Task goal » Write out every single entry exactly.

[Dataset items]
** Begin **
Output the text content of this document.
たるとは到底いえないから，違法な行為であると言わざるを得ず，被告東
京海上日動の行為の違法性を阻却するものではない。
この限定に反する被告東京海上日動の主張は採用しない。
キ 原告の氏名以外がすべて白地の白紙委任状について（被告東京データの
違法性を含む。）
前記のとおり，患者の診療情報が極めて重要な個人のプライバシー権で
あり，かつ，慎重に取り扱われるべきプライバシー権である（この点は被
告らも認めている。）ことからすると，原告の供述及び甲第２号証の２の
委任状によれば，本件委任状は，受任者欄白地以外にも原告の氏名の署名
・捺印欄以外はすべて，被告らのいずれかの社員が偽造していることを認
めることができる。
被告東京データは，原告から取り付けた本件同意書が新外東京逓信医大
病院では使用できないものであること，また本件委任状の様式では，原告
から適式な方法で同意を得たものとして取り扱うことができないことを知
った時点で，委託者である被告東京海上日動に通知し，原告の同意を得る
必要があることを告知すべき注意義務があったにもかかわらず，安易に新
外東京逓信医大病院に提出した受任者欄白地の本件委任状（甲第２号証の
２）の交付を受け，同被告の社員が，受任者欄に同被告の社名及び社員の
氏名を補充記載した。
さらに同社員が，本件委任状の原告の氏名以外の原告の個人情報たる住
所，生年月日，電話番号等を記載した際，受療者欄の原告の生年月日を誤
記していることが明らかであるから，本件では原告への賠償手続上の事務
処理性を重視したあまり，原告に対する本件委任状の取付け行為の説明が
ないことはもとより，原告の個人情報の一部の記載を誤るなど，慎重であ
** End **
The result »
Output the text content of this document.
たるとは到底いえないから，違法な行為であると言わざるを得ず，被告東
京海上日動の行為の違法性を阻却するものではない。
この限定に反する被告東京海上日動の主張は採用しない。
キ 原告の氏名以外がすべて白地の白紙委任状について（被告東京データの
違法性を含む。）
前記のとおり，患者の診療情報が極めて重要な個人のプライバシー権で
あり，かつ，慎重に取り扱われるべきプライバシー権である（この点は被
告らも認めている。）ことからすると，原告の供述及び甲第２号証の２の
委任状によれば，本件委任状は，受任者欄白地以外にも原告の氏名の署名
・捺印欄以外はすべて，被告らのいずれかの社員が偽造していることを認
めることができる。
被告東京データは，原告から取り付けた本件同意書が新外東京逓信医大
病院では使用できないものであること，また本件委任状の様式では，原告
から適式な方法で同意を得たものとして取り扱うことができないことを知
った時点で，委託者である被告東京海上日動に通知し，原告の同意を得る
必要があることを告知すべき注意義務があったにもかかわらず，安易に新
外東京逓信医大病院に提出した受任者欄白地の本件委任状（甲第２号証の
２）の交付を受け，同被告の社員が，受任者欄に同被告の社名及び社員の
氏名を補充記載した。
さらに同社員が，本件委任状の原告の氏名以外の原告の個人情報たる住
所，生年月日，電話番号等を記載した際，受療者欄の原告の生年月日を誤
記していることが明らかであるから，本件では原告への賠償手続上の事務
処理性を重視したあまり，原告に対する本件委任状の取付け行為の説明が
ないことはもとより，原告の個人情報の一部の記載を誤るなど，慎重であ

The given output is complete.